Exercise:
Give the listing again in full, exactly as written.

--- Start of Given records ---

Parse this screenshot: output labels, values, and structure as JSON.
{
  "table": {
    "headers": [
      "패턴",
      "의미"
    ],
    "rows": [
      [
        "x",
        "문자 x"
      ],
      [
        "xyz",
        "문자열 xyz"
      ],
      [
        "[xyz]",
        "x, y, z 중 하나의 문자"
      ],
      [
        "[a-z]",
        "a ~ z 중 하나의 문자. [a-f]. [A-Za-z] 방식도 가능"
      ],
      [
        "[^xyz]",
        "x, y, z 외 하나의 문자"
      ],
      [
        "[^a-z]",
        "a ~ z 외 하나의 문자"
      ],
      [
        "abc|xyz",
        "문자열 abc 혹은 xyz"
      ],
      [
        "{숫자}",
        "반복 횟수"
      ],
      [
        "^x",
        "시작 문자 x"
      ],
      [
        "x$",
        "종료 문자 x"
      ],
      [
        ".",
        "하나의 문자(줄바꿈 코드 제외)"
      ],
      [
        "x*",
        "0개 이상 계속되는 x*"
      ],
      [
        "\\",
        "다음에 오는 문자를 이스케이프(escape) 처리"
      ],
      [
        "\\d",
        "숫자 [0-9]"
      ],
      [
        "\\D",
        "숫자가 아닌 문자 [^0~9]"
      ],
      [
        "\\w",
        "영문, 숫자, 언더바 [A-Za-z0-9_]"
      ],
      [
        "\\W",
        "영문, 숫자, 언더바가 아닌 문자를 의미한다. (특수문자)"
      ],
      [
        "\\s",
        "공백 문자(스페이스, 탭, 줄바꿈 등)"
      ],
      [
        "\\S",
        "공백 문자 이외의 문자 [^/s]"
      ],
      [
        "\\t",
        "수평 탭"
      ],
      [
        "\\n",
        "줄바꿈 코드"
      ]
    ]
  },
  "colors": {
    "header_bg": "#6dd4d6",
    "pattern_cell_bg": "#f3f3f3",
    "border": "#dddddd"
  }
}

--- End of Given records ---

Solution to this exercise:
Parse this screenshot: output labels, values, and structure as JSON.
{
  "table": {
    "headers": [
      "패턴",
      "의미"
    ],
    "rows": [
      [
        "x",
        "문자 x"
      ],
      [
        "xyz",
        "문자열 xyz"
      ],
      [
        "[xyz]",
        "x, y, z 중 하나의 문자"
      ],
      [
        "[a-z]",
        "a ~ z 중 하나의 문자. [a-f]. [A-Za-z] 방식도 가능"
      ],
      [
        "[^xyz]",
        "x, y, z 외 하나의 문자"
      ],
      [
        "[^a-z]",
        "a ~ z 외 하나의 문자"
      ],
      [
        "abc|xyz",
        "문자열 abc 혹은 xyz"
      ],
      [
        "{숫자}",
        "반복 횟수"
      ],
      [
        "^x",
        "시작 문자 x"
      ],
      [
        "x$",
        "종료 문자 x"
      ],
      [
        ".",
        "하나의 문자(줄바꿈 코드 제외)"
      ],
      [
        "x*",
        "0개 이상 계속되는 x*"
      ],
      [
        "\\",
        "다음에 오는 문자를 이스케이프(escape) 처리"
      ],
      [
        "\\d",
        "숫자 [0-9]"
      ],
      [
        "\\D",
        "숫자가 아닌 문자 [^0~9]"
      ],
      [
        "\\w",
        "영문, 숫자, 언더바 [A-Za-z0-9_]"
      ],
      [
        "\\W",
        "영문, 숫자, 언더바가 아닌 문자를 의미한다. (특수문자)"
      ],
      [
        "\\s",
        "공백 문자(스페이스, 탭, 줄바꿈 등)"
      ],
      [
        "\\S",
        "공백 문자 이외의 문자 [^/s]"
      ],
      [
        "\\t",
        "수평 탭"
      ],
      [
        "\\n",
        "줄바꿈 코드"
      ]
    ]
  },
  "colors": {
    "header_bg": "#6dd4d6",
    "pattern_cell_bg": "#f3f3f3",
    "border": "#dddddd"
  }
}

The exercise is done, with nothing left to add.